[Stored records]

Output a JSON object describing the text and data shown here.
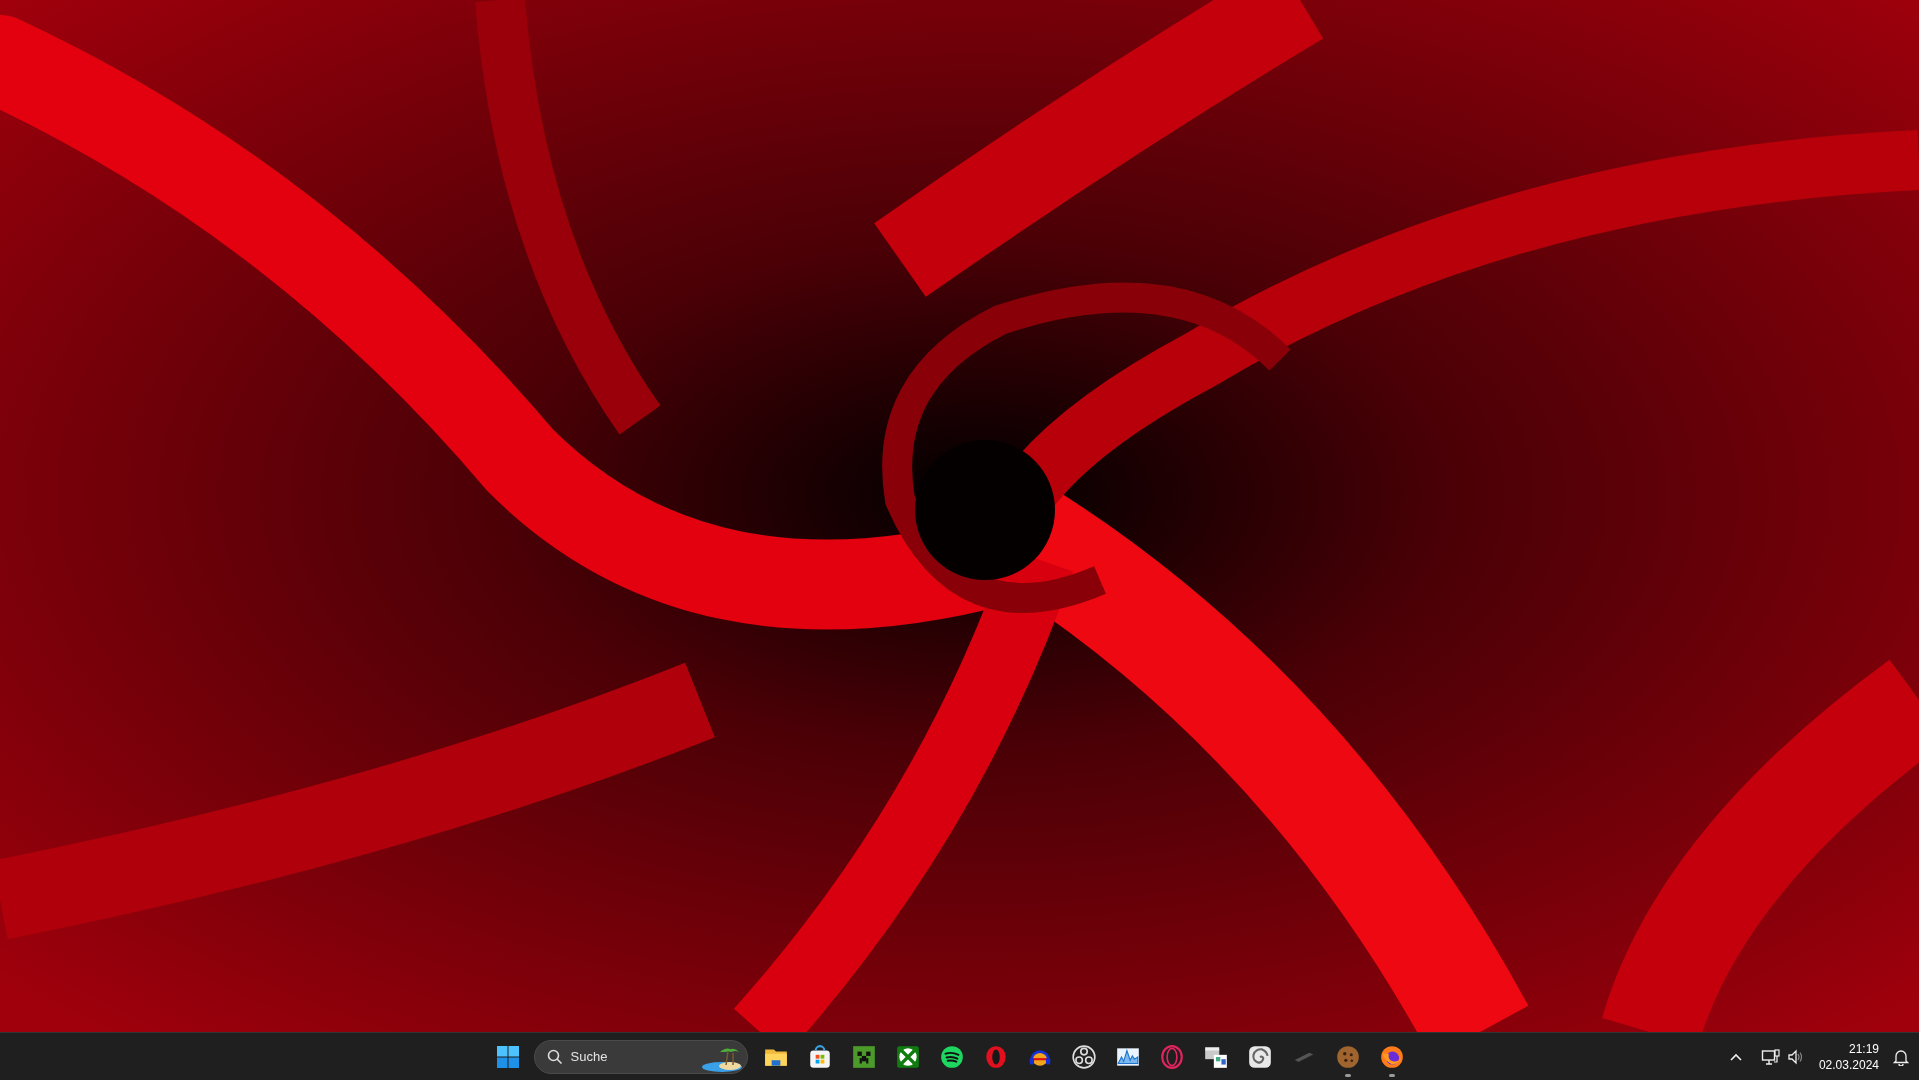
{
  "taskbar": {
    "search": {
      "placeholder": "Suche"
    },
    "apps": [
      {
        "kind": "folder",
        "running": false
      },
      {
        "kind": "store",
        "running": false
      },
      {
        "kind": "block",
        "running": false
      },
      {
        "kind": "xbox",
        "running": false
      },
      {
        "kind": "spotify",
        "running": false
      },
      {
        "kind": "opera",
        "running": false
      },
      {
        "kind": "headphones",
        "running": false
      },
      {
        "kind": "obs",
        "running": false
      },
      {
        "kind": "graph",
        "running": false
      },
      {
        "kind": "ring",
        "running": false
      },
      {
        "kind": "scanner",
        "running": false
      },
      {
        "kind": "spiral",
        "running": false
      },
      {
        "kind": "stylus",
        "running": false
      },
      {
        "kind": "cookie",
        "running": true
      },
      {
        "kind": "firefox",
        "running": true
      }
    ],
    "tray": {
      "time": "21:19",
      "date": "02.03.2024"
    }
  }
}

What you will do :: Your task is an exact transcription of all the data, minus the pictures.

Answer to this problem ::
Output a JSON object describing the text and data shown here.
{
  "taskbar": {
    "search": {
      "placeholder": "Suche"
    },
    "apps": [
      {
        "kind": "folder",
        "running": false
      },
      {
        "kind": "store",
        "running": false
      },
      {
        "kind": "block",
        "running": false
      },
      {
        "kind": "xbox",
        "running": false
      },
      {
        "kind": "spotify",
        "running": false
      },
      {
        "kind": "opera",
        "running": false
      },
      {
        "kind": "headphones",
        "running": false
      },
      {
        "kind": "obs",
        "running": false
      },
      {
        "kind": "graph",
        "running": false
      },
      {
        "kind": "ring",
        "running": false
      },
      {
        "kind": "scanner",
        "running": false
      },
      {
        "kind": "spiral",
        "running": false
      },
      {
        "kind": "stylus",
        "running": false
      },
      {
        "kind": "cookie",
        "running": true
      },
      {
        "kind": "firefox",
        "running": true
      }
    ],
    "tray": {
      "time": "21:19",
      "date": "02.03.2024"
    }
  }
}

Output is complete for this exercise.